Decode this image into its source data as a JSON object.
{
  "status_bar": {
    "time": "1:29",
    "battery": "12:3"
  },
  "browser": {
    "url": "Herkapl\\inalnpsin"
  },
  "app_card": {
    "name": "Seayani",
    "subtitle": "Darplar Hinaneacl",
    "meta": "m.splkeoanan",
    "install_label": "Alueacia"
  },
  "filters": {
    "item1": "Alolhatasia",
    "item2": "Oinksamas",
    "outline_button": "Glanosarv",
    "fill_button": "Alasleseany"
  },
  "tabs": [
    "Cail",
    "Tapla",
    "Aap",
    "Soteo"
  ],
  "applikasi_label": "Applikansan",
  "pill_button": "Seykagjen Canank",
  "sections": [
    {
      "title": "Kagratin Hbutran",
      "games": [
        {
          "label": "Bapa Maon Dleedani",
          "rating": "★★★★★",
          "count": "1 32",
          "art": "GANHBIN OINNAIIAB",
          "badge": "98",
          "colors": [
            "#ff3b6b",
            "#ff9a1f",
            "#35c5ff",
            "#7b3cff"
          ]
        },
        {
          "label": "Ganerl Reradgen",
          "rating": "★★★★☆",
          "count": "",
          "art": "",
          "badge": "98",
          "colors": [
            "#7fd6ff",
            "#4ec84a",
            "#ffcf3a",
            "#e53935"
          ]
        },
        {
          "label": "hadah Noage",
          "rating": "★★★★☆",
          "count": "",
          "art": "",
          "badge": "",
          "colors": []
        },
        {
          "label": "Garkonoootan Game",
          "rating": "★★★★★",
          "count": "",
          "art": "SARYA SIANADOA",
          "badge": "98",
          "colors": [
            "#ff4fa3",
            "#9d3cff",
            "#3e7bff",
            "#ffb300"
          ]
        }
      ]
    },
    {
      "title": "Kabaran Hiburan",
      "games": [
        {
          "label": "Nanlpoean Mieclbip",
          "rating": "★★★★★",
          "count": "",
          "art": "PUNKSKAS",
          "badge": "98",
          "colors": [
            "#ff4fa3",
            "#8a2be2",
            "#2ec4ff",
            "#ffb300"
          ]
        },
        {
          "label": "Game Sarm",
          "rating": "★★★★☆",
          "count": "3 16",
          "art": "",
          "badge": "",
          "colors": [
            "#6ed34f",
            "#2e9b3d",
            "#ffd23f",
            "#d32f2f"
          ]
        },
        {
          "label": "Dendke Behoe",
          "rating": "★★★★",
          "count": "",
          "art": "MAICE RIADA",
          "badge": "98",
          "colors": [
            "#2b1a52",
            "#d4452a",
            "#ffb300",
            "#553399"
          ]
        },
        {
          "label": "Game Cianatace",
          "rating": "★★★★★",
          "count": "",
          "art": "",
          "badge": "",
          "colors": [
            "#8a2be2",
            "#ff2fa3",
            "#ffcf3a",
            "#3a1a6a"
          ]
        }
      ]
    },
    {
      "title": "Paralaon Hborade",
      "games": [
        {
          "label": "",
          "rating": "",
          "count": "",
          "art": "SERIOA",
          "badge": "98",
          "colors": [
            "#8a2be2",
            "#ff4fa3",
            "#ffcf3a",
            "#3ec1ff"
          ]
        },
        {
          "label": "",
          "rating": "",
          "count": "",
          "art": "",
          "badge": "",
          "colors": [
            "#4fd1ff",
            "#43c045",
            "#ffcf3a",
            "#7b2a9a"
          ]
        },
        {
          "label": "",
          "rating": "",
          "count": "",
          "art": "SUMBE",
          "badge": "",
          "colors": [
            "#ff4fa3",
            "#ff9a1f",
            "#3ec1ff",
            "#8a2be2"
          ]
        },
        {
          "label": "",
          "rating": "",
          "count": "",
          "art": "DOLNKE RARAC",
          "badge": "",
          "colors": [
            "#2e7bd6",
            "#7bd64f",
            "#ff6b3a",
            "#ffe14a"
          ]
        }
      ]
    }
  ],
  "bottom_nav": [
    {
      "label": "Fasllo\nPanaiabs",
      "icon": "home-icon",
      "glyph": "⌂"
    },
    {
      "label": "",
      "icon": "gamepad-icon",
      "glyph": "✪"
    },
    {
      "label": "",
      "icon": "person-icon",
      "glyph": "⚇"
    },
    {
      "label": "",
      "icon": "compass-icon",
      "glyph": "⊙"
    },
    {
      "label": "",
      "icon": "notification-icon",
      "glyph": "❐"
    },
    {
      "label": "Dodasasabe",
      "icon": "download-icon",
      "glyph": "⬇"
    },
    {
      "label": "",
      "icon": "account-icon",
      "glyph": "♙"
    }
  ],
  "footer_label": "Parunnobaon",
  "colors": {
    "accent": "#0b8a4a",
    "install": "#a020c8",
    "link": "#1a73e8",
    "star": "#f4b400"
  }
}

——————————

• [What the task requires]
Looking at the records above, tally the lines holding "icon" and reply with that number only.

• [Correct answer]
7